Stored records:
────────────────────
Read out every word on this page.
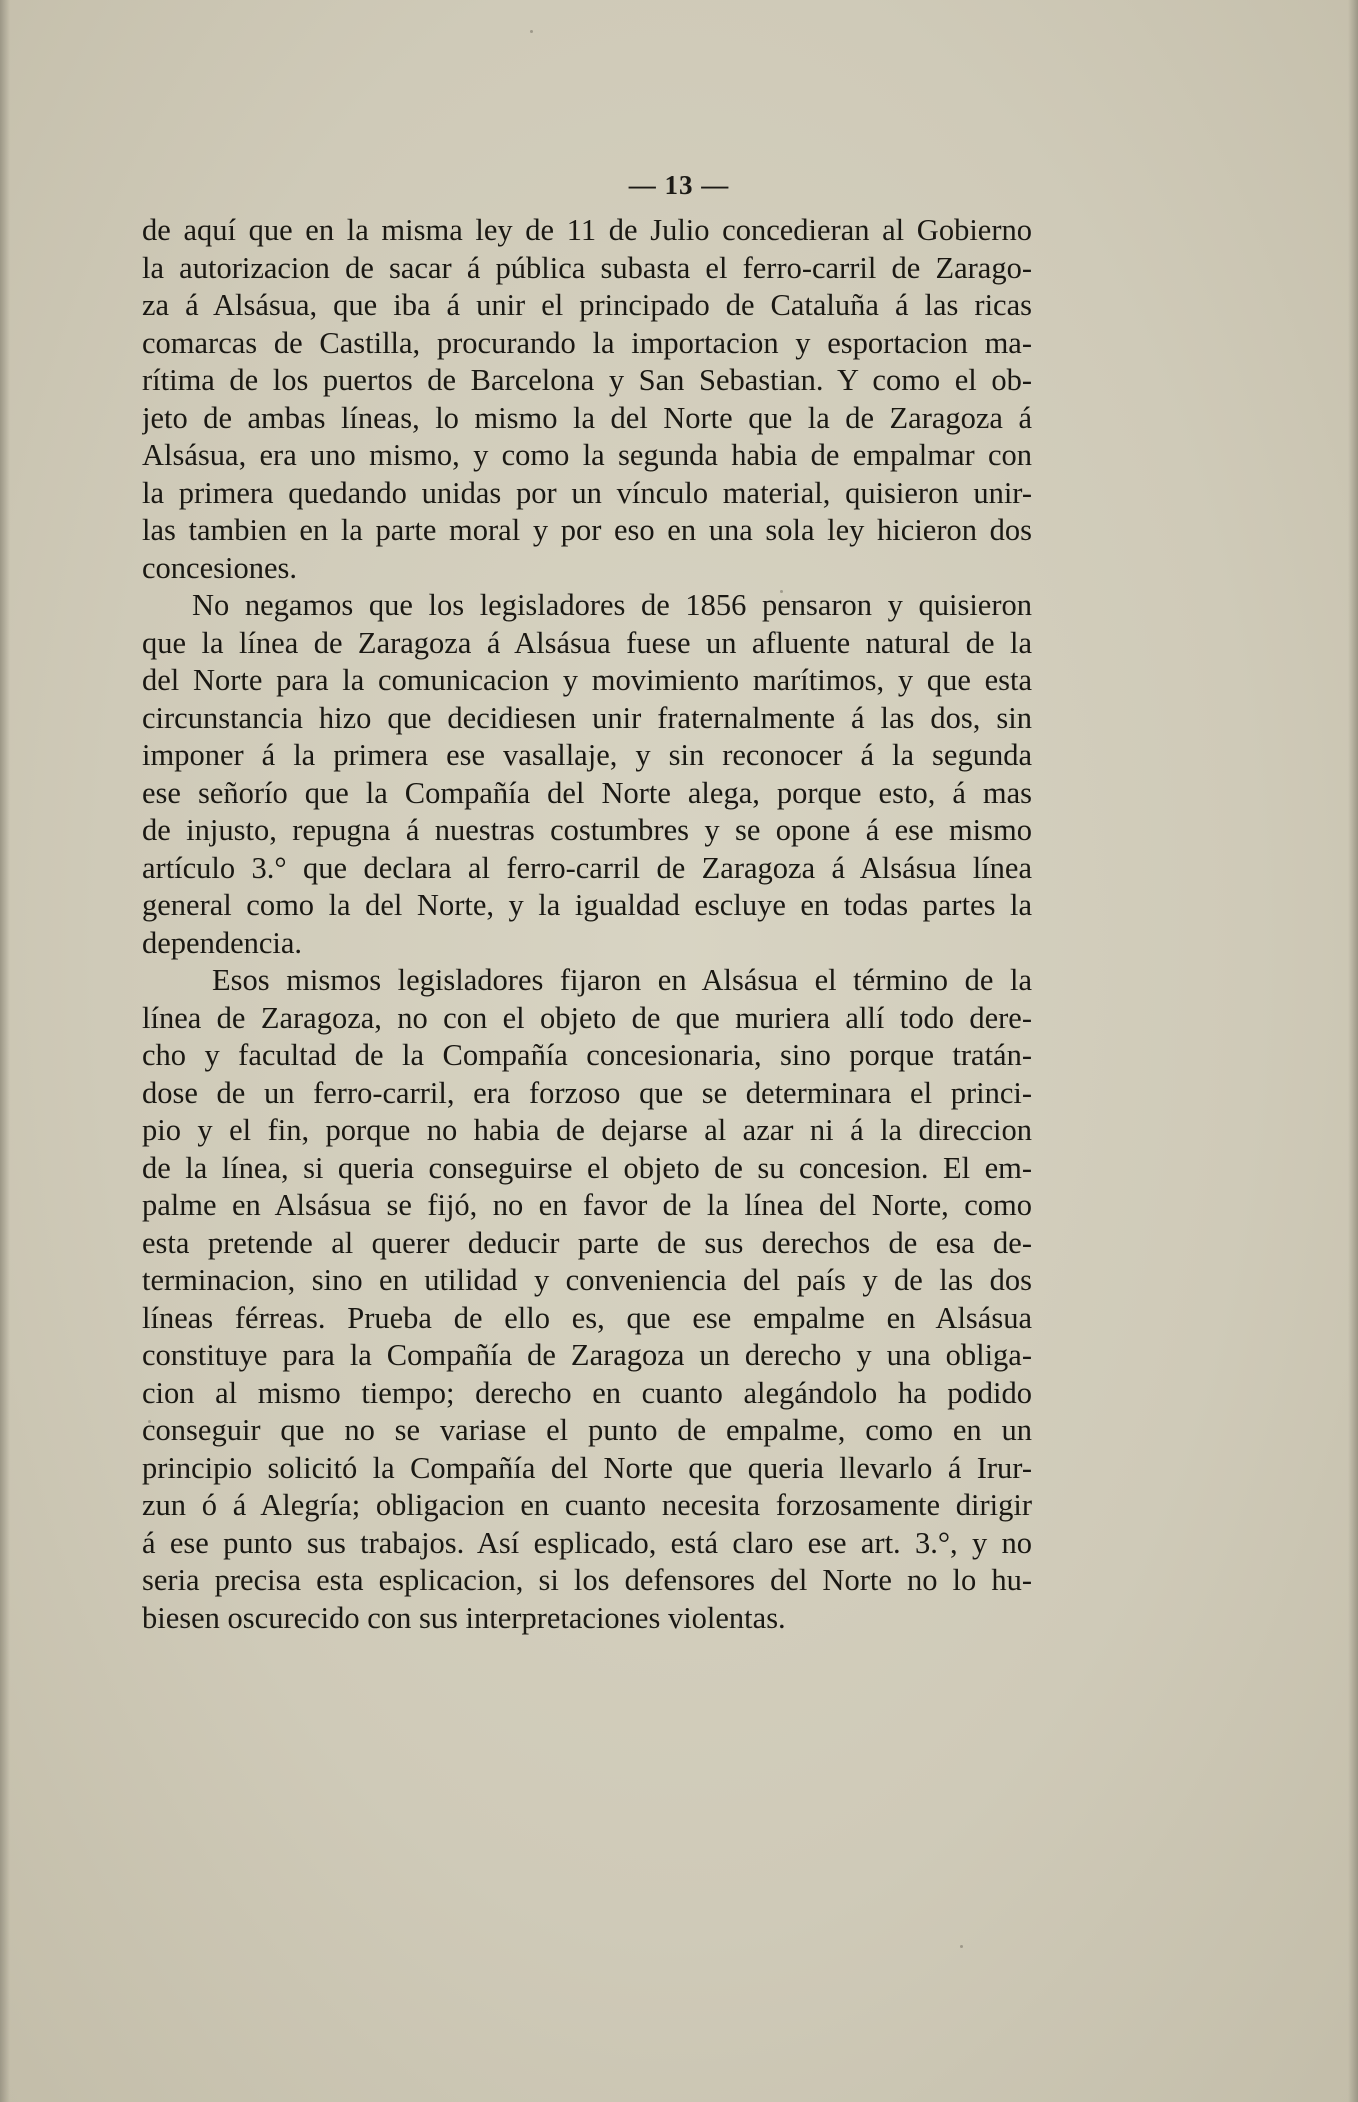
— 13 —

de aquí que en la misma ley de 11 de Julio concedieran al Gobierno
la autorizacion de sacar á pública subasta el ferro-carril de Zarago-
za á Alsásua, que iba á unir el principado de Cataluña á las ricas
comarcas de Castilla, procurando la importacion y esportacion ma-
rítima de los puertos de Barcelona y San Sebastian. Y como el ob-
jeto de ambas líneas, lo mismo la del Norte que la de Zaragoza á
Alsásua, era uno mismo, y como la segunda habia de empalmar con
la primera quedando unidas por un vínculo material, quisieron unir-
las tambien en la parte moral y por eso en una sola ley hicieron dos
concesiones.

No negamos que los legisladores de 1856 pensaron y quisieron
que la línea de Zaragoza á Alsásua fuese un afluente natural de la
del Norte para la comunicacion y movimiento marítimos, y que esta
circunstancia hizo que decidiesen unir fraternalmente á las dos, sin
imponer á la primera ese vasallaje, y sin reconocer á la segunda
ese señorío que la Compañía del Norte alega, porque esto, á mas
de injusto, repugna á nuestras costumbres y se opone á ese mismo
artículo 3.° que declara al ferro-carril de Zaragoza á Alsásua línea
general como la del Norte, y la igualdad escluye en todas partes la
dependencia.

Esos mismos legisladores fijaron en Alsásua el término de la
línea de Zaragoza, no con el objeto de que muriera allí todo dere-
cho y facultad de la Compañía concesionaria, sino porque tratán-
dose de un ferro-carril, era forzoso que se determinara el princi-
pio y el fin, porque no habia de dejarse al azar ni á la direccion
de la línea, si queria conseguirse el objeto de su concesion. El em-
palme en Alsásua se fijó, no en favor de la línea del Norte, como
esta pretende al querer deducir parte de sus derechos de esa de-
terminacion, sino en utilidad y conveniencia del país y de las dos
líneas férreas. Prueba de ello es, que ese empalme en Alsásua
constituye para la Compañía de Zaragoza un derecho y una obliga-
cion al mismo tiempo; derecho en cuanto alegándolo ha podido
conseguir que no se variase el punto de empalme, como en un
principio solicitó la Compañía del Norte que queria llevarlo á Irur-
zun ó á Alegría; obligacion en cuanto necesita forzosamente dirigir
á ese punto sus trabajos. Así esplicado, está claro ese art. 3.°, y no
seria precisa esta esplicacion, si los defensores del Norte no lo hu-
biesen oscurecido con sus interpretaciones violentas.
────────────────────
PROBLEM
Set each line of the records down exactly, leaving every picture out.

RESULT BELOW
Read out every word on this page.
— 13 —

de aquí que en la misma ley de 11 de Julio concedieran al Gobierno
la autorizacion de sacar á pública subasta el ferro-carril de Zarago-
za á Alsásua, que iba á unir el principado de Cataluña á las ricas
comarcas de Castilla, procurando la importacion y esportacion ma-
rítima de los puertos de Barcelona y San Sebastian. Y como el ob-
jeto de ambas líneas, lo mismo la del Norte que la de Zaragoza á
Alsásua, era uno mismo, y como la segunda habia de empalmar con
la primera quedando unidas por un vínculo material, quisieron unir-
las tambien en la parte moral y por eso en una sola ley hicieron dos
concesiones.

No negamos que los legisladores de 1856 pensaron y quisieron
que la línea de Zaragoza á Alsásua fuese un afluente natural de la
del Norte para la comunicacion y movimiento marítimos, y que esta
circunstancia hizo que decidiesen unir fraternalmente á las dos, sin
imponer á la primera ese vasallaje, y sin reconocer á la segunda
ese señorío que la Compañía del Norte alega, porque esto, á mas
de injusto, repugna á nuestras costumbres y se opone á ese mismo
artículo 3.° que declara al ferro-carril de Zaragoza á Alsásua línea
general como la del Norte, y la igualdad escluye en todas partes la
dependencia.

Esos mismos legisladores fijaron en Alsásua el término de la
línea de Zaragoza, no con el objeto de que muriera allí todo dere-
cho y facultad de la Compañía concesionaria, sino porque tratán-
dose de un ferro-carril, era forzoso que se determinara el princi-
pio y el fin, porque no habia de dejarse al azar ni á la direccion
de la línea, si queria conseguirse el objeto de su concesion. El em-
palme en Alsásua se fijó, no en favor de la línea del Norte, como
esta pretende al querer deducir parte de sus derechos de esa de-
terminacion, sino en utilidad y conveniencia del país y de las dos
líneas férreas. Prueba de ello es, que ese empalme en Alsásua
constituye para la Compañía de Zaragoza un derecho y una obliga-
cion al mismo tiempo; derecho en cuanto alegándolo ha podido
conseguir que no se variase el punto de empalme, como en un
principio solicitó la Compañía del Norte que queria llevarlo á Irur-
zun ó á Alegría; obligacion en cuanto necesita forzosamente dirigir
á ese punto sus trabajos. Así esplicado, está claro ese art. 3.°, y no
seria precisa esta esplicacion, si los defensores del Norte no lo hu-
biesen oscurecido con sus interpretaciones violentas.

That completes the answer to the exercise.